### What you will do
In the listing below, locate the lines that hold "color" and copy them.

Excerpt from a dataset
■ ■ ■ ■

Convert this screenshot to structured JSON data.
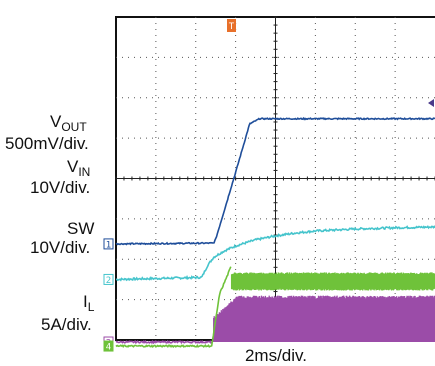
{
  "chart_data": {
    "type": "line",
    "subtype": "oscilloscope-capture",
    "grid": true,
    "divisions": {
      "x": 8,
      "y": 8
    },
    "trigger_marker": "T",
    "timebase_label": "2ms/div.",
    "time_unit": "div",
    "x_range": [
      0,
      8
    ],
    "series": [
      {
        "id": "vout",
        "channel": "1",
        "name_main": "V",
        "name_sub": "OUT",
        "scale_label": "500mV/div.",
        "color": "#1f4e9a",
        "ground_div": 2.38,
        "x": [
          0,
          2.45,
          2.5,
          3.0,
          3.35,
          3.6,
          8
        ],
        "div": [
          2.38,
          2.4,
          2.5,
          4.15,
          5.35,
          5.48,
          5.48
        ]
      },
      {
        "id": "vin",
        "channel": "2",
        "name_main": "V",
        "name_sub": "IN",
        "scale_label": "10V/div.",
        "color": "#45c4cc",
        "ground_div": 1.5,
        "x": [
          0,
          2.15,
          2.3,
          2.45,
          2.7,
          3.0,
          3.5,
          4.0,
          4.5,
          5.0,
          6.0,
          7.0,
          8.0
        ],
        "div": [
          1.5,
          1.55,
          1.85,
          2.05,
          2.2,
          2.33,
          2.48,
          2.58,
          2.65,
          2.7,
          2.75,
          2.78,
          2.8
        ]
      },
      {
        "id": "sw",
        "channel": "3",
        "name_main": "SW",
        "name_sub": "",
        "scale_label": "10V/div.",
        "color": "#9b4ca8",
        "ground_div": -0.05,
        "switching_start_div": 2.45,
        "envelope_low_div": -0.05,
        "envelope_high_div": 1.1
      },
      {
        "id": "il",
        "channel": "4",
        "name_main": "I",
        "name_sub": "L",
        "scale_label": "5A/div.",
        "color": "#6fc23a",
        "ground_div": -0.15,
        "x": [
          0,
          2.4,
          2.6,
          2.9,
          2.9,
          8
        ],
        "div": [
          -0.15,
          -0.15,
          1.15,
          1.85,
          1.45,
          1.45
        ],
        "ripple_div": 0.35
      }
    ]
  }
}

■ ■ ■ ■

### Finished exercise
        "color": "#1f4e9a",
        "color": "#45c4cc",
        "color": "#9b4ca8",
        "color": "#6fc23a",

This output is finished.